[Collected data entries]
· · · · ·
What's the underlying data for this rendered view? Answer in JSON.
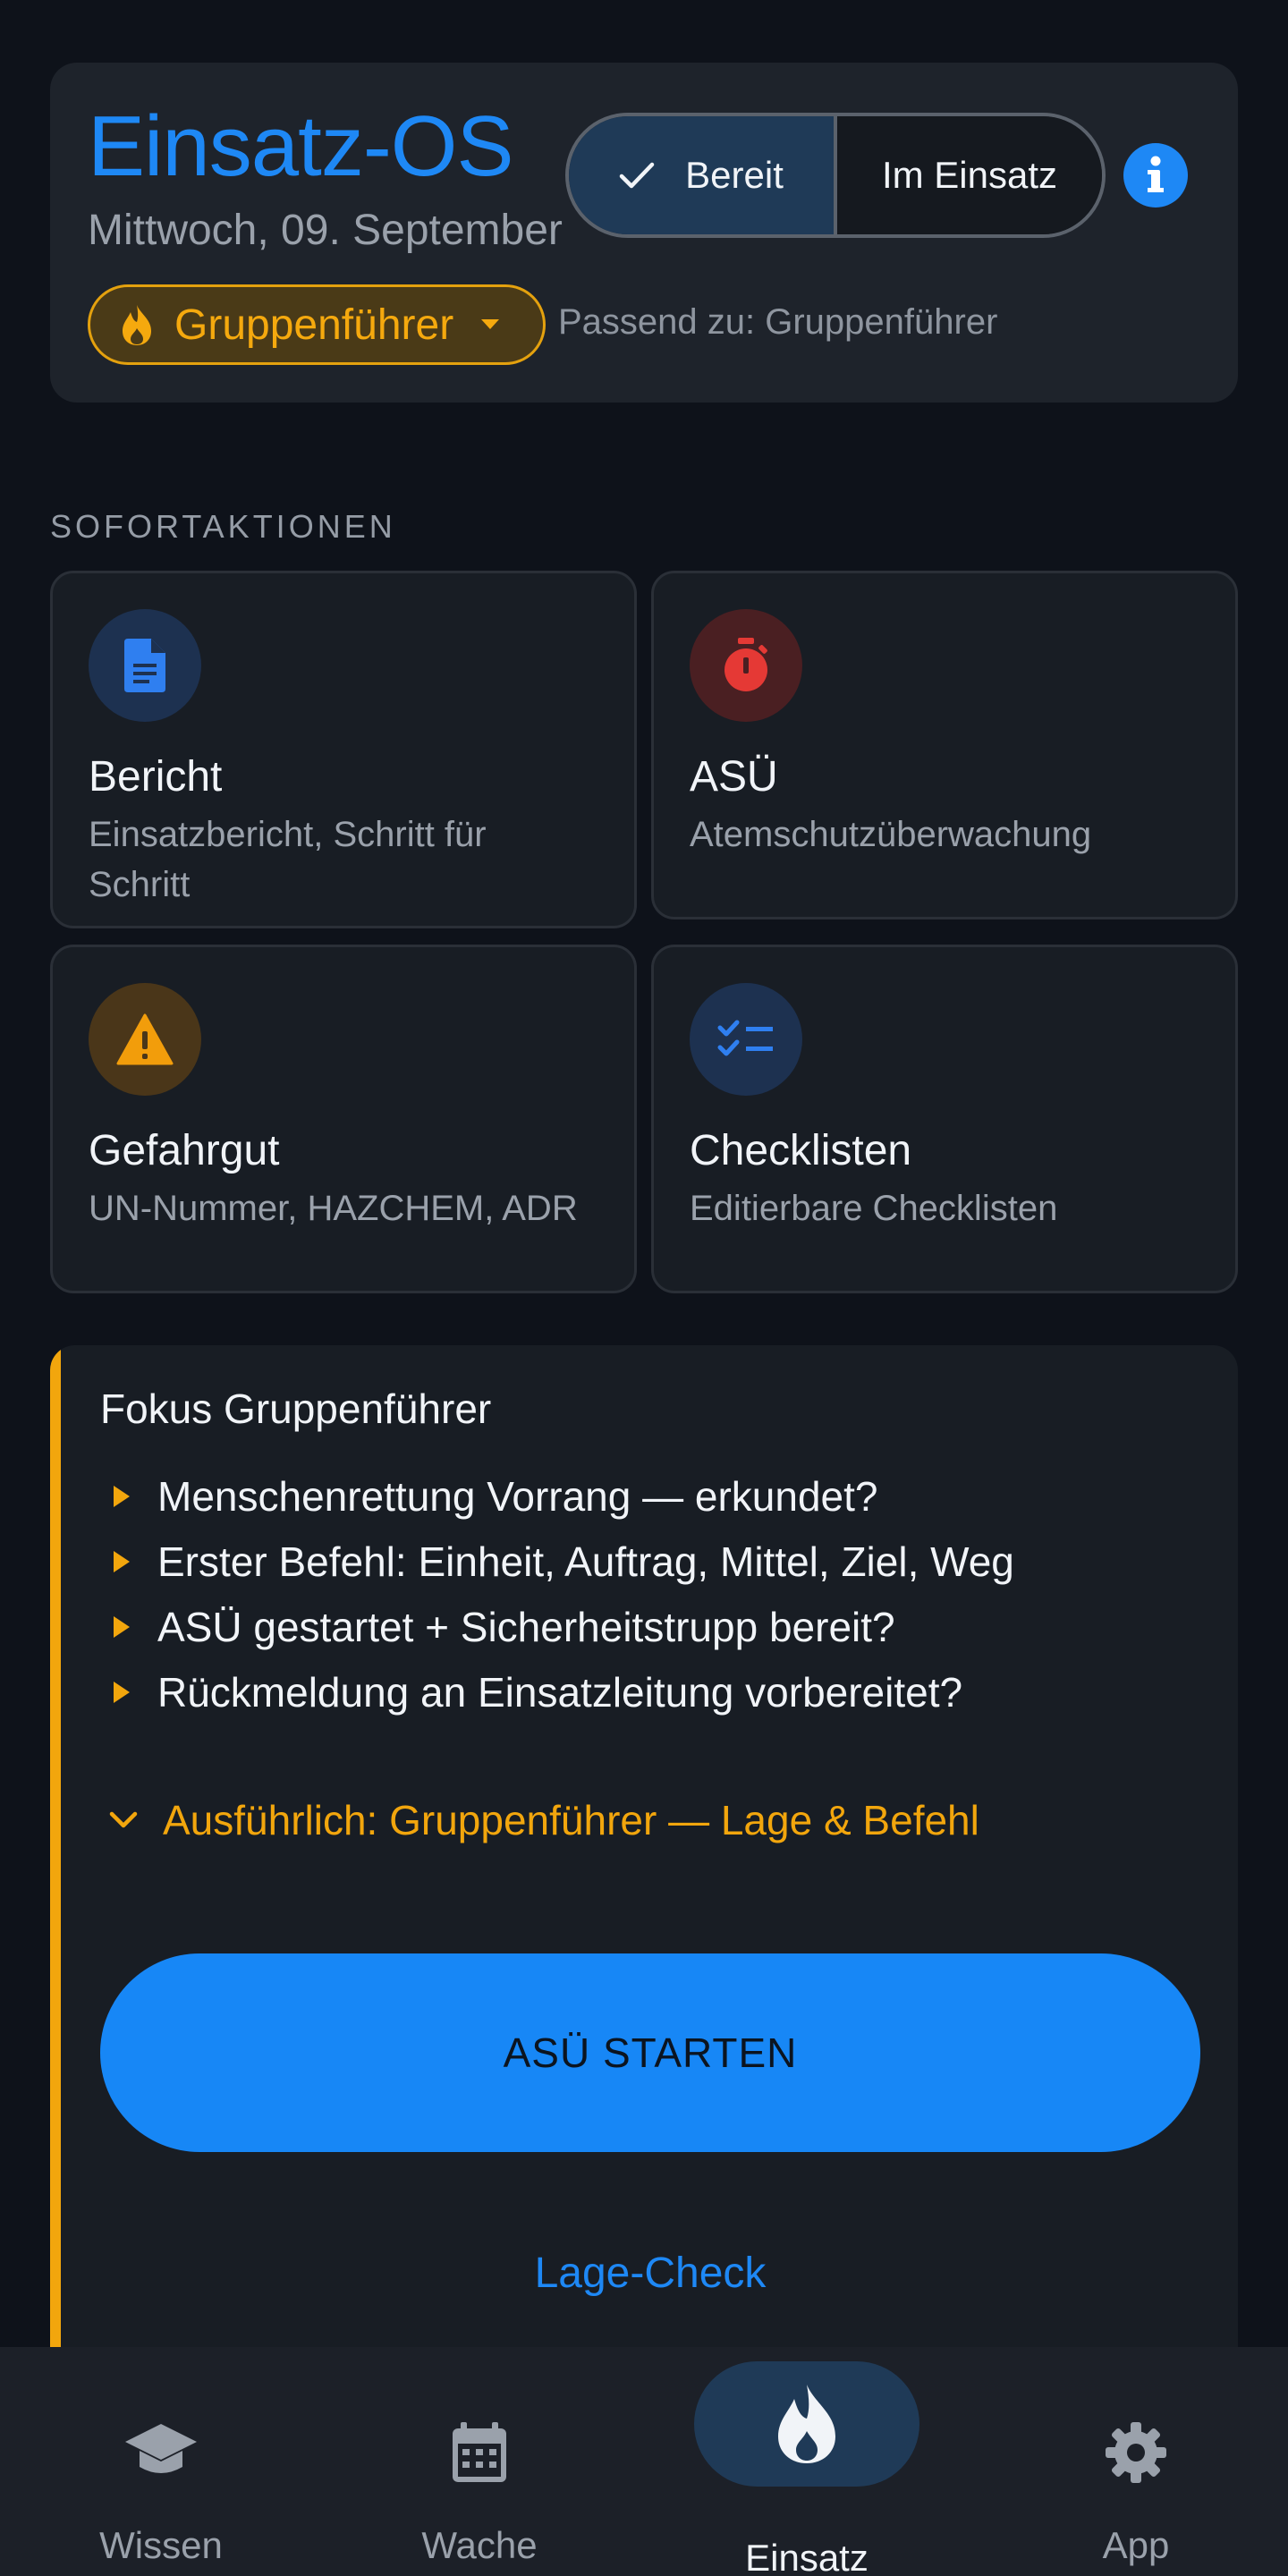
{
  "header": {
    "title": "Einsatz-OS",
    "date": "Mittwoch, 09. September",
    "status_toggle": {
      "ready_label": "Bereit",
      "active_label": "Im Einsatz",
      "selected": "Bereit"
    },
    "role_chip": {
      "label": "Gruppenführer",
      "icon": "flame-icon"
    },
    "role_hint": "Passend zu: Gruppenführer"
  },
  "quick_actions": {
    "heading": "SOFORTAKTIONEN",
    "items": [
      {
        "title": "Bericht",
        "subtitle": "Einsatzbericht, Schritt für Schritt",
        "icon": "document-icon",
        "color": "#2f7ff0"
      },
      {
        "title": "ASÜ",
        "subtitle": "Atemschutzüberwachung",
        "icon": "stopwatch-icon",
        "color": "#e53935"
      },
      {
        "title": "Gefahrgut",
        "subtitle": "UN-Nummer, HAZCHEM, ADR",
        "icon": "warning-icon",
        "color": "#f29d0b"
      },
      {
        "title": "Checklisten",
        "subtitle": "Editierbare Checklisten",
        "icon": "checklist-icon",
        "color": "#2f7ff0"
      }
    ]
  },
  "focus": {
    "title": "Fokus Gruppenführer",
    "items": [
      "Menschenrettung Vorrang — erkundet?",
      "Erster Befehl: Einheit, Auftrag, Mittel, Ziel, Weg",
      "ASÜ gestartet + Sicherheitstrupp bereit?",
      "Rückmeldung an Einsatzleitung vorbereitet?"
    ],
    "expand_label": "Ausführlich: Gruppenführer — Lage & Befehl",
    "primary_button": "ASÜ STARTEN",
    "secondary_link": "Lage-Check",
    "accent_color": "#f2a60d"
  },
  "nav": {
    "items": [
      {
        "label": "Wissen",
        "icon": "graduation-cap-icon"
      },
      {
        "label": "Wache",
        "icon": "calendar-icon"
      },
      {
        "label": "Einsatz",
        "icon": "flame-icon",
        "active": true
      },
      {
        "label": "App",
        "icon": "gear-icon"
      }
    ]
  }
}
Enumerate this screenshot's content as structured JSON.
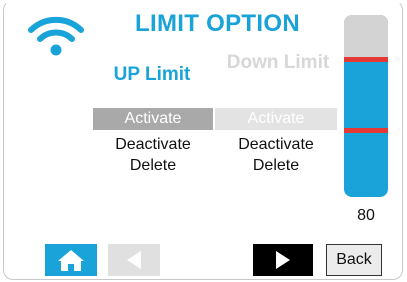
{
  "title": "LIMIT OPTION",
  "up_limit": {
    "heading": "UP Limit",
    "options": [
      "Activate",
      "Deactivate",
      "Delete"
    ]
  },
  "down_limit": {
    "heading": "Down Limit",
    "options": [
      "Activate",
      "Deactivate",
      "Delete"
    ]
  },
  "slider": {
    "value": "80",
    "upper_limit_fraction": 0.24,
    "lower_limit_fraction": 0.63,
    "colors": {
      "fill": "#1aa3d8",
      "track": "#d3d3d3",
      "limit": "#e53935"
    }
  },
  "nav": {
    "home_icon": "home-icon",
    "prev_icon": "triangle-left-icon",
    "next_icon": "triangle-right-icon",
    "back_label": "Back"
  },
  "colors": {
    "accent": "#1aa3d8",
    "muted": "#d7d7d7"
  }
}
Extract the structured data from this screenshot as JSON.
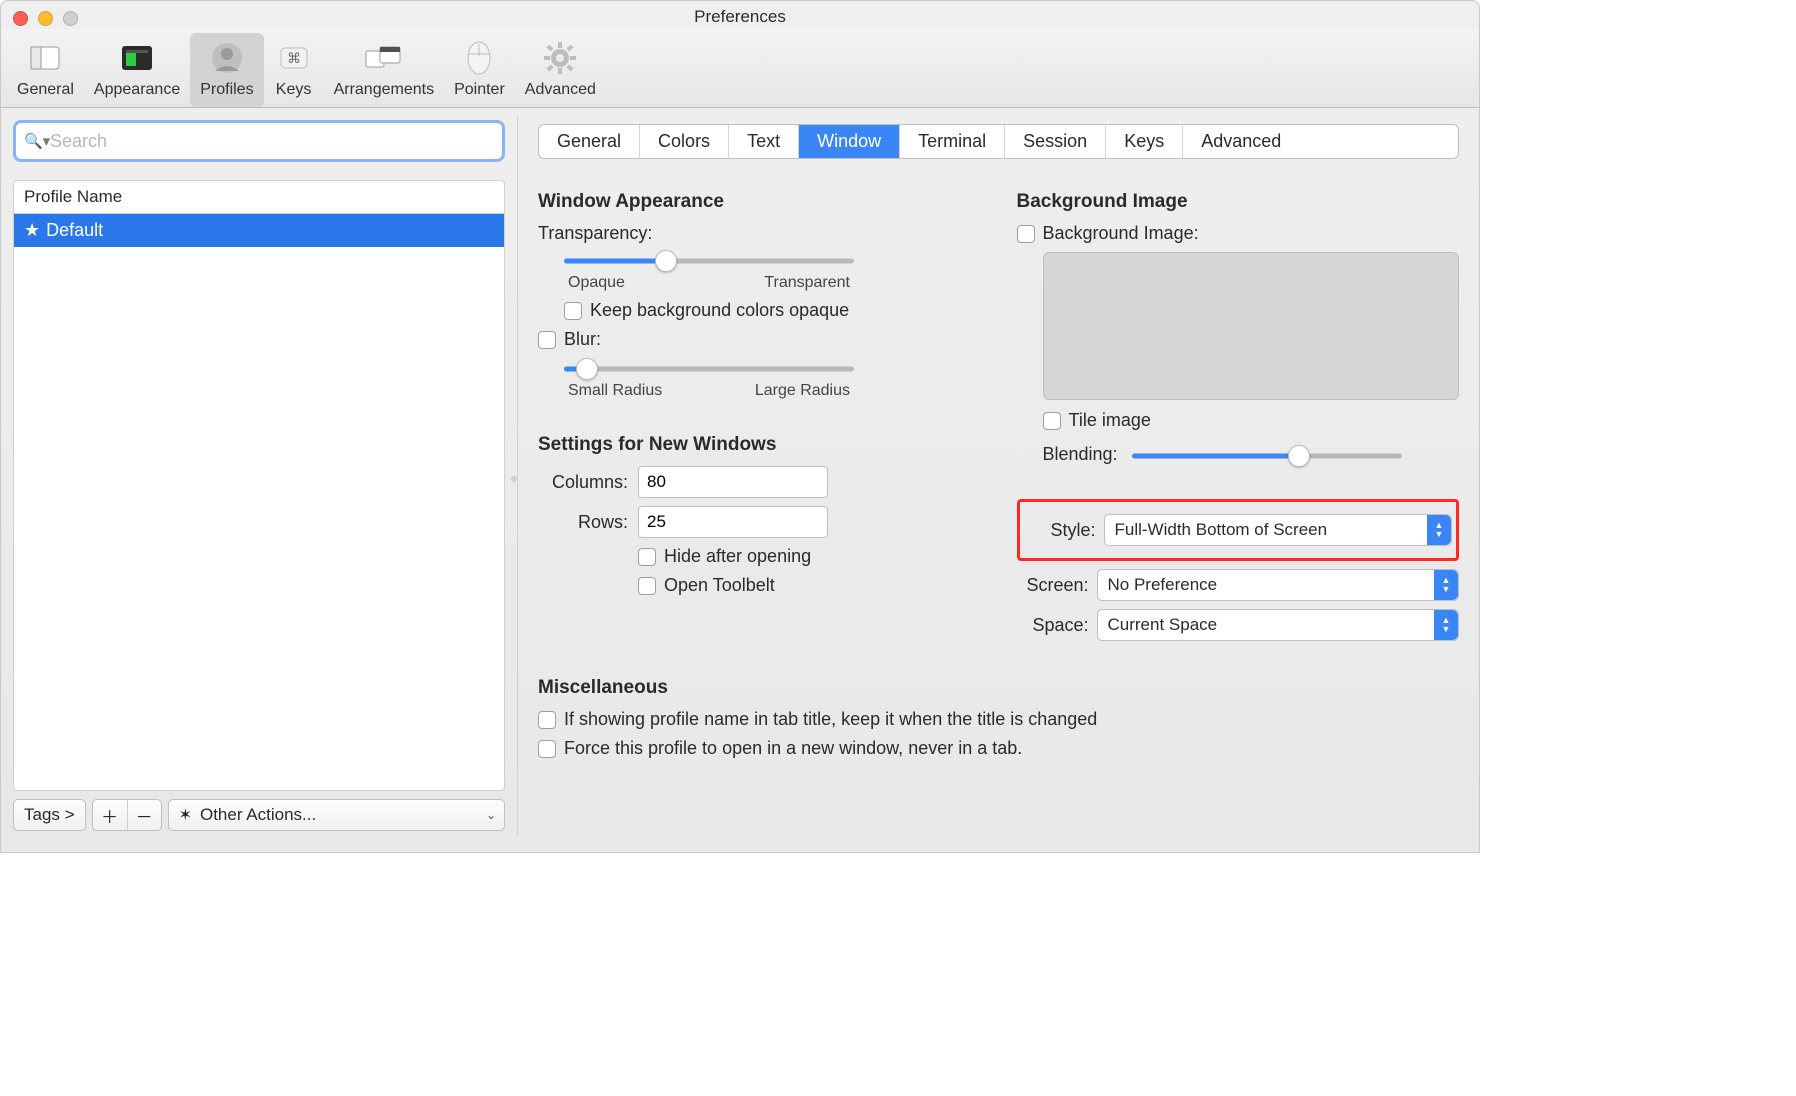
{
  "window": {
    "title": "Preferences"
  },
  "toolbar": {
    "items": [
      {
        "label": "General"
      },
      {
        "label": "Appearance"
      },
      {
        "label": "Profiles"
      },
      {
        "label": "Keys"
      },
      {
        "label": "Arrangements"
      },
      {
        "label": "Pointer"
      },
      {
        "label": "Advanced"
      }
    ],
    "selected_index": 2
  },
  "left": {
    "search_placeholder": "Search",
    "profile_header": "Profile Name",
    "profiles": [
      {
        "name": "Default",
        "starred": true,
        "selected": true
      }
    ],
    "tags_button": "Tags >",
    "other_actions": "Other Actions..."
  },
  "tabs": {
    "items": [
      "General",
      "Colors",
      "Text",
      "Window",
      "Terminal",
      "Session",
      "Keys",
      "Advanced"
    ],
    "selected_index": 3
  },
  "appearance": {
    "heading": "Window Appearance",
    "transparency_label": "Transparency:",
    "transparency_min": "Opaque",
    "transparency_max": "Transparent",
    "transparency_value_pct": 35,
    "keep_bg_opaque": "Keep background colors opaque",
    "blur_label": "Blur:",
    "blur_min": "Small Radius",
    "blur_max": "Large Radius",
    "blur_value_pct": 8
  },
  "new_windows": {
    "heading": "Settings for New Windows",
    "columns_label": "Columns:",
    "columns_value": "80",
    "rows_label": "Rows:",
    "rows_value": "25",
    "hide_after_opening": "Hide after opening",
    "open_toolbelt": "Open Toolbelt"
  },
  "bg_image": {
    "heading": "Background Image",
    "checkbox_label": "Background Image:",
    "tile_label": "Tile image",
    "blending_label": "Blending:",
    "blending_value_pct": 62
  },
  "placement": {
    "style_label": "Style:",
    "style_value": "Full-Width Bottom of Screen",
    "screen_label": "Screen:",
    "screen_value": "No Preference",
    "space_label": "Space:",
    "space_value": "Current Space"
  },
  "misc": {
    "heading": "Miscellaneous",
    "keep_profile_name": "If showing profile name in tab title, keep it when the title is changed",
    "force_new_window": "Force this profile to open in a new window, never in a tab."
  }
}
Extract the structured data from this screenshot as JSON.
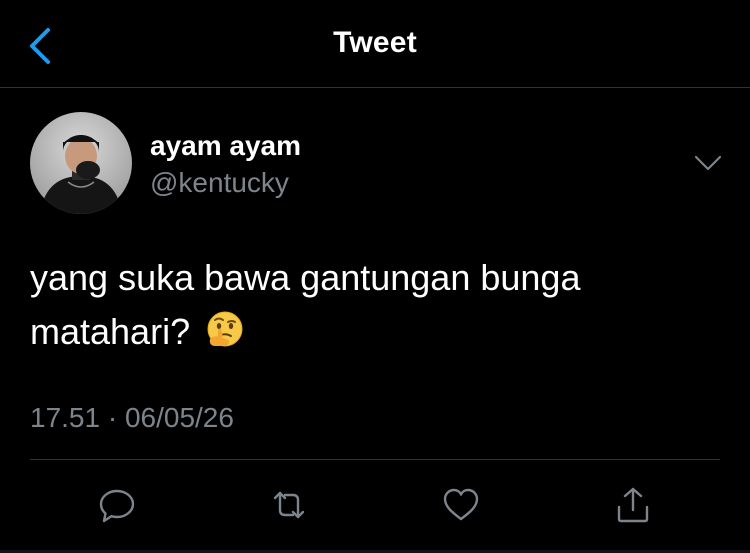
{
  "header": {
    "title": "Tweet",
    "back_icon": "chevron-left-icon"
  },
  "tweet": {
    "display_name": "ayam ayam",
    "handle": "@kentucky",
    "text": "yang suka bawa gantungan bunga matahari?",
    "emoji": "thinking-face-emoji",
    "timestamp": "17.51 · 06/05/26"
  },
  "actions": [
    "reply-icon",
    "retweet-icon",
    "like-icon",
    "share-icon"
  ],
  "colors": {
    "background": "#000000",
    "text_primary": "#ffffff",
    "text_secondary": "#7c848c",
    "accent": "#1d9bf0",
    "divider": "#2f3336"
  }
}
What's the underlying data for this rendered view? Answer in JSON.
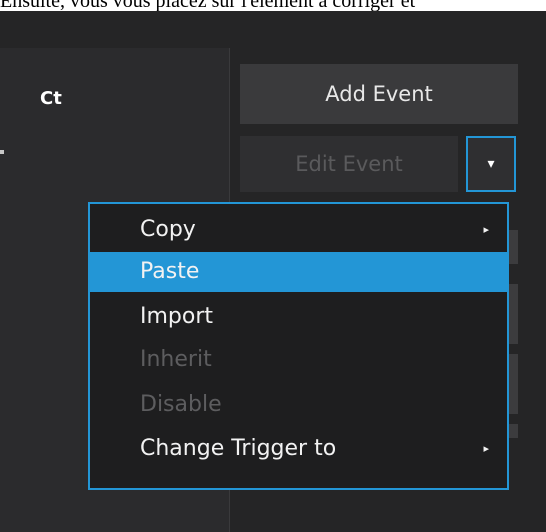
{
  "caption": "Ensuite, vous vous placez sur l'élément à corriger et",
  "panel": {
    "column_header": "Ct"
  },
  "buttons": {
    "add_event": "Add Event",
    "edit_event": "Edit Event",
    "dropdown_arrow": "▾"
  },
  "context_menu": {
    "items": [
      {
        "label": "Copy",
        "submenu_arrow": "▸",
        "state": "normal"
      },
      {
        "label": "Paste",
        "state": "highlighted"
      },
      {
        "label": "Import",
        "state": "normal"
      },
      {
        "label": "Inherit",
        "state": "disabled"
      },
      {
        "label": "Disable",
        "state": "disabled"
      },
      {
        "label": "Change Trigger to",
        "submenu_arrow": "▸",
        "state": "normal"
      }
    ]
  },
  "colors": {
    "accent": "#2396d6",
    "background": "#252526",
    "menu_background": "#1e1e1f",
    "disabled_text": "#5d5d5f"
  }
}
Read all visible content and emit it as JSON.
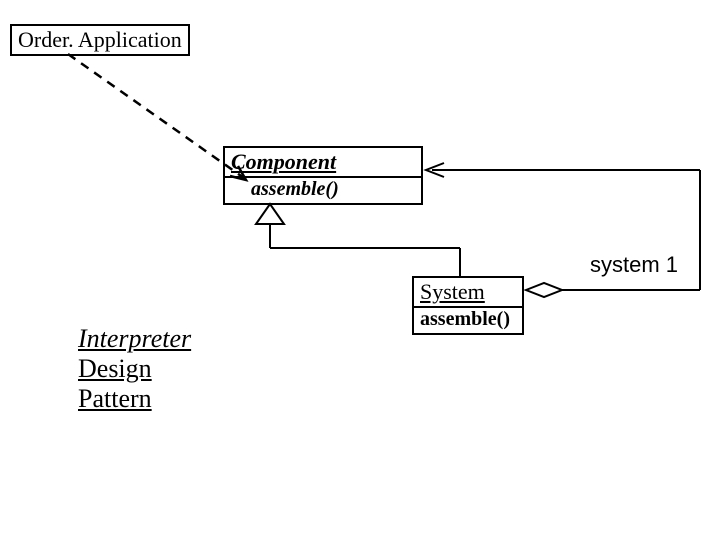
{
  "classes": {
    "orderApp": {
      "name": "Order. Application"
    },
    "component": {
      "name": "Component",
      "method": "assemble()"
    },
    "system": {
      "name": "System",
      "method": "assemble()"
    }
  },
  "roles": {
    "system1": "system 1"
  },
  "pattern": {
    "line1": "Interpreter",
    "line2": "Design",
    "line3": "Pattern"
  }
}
· · · · ·
From the entries above, extract every line where the word "Lage" appears.

Response to the exercise
    "expand_label": "Ausführlich: Gruppenführer — Lage & Befehl",
    "secondary_link": "Lage-Check",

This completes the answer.